Consigna: ¿Puedes seleccionar todas las filas que contengan la palabra "form"? Ten en cuenta que se distinguen mayúsculas y minúsculas.

Datos de entrada:
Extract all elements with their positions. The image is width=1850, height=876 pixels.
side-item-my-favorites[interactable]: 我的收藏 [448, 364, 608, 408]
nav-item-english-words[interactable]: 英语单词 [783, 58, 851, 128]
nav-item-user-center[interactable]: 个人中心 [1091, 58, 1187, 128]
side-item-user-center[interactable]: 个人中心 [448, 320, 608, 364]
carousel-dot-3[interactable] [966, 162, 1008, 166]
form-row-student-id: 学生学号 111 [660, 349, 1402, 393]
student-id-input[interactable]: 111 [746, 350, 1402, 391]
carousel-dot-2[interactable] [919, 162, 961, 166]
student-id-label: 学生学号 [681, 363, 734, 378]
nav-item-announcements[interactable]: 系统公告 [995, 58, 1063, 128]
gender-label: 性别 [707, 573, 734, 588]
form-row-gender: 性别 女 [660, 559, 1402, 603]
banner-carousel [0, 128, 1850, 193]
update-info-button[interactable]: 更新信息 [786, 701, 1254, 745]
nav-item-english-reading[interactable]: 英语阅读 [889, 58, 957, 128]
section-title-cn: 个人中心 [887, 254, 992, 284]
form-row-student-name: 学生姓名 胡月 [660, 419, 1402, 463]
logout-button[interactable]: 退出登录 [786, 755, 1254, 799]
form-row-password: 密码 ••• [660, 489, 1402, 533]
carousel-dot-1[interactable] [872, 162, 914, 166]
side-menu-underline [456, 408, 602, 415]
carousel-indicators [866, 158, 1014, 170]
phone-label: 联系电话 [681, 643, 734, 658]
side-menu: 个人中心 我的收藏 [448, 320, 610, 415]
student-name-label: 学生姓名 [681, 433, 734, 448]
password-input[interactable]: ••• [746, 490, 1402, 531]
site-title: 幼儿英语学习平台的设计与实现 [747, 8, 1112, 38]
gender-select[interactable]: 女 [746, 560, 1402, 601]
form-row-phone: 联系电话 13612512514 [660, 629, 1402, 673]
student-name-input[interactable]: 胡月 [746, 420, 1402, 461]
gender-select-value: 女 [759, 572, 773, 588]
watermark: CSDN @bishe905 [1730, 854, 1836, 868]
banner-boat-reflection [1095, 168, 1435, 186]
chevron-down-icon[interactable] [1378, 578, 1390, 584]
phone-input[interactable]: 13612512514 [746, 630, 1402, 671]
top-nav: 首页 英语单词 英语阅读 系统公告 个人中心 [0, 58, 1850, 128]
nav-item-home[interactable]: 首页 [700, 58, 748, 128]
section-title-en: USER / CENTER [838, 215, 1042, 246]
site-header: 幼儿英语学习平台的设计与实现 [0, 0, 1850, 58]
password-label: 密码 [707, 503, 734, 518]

Respuesta del ejercicio:
form-row-student-id: 学生学号 111 [660, 349, 1402, 393]
form-row-gender: 性别 女 [660, 559, 1402, 603]
form-row-student-name: 学生姓名 胡月 [660, 419, 1402, 463]
form-row-password: 密码 ••• [660, 489, 1402, 533]
form-row-phone: 联系电话 13612512514 [660, 629, 1402, 673]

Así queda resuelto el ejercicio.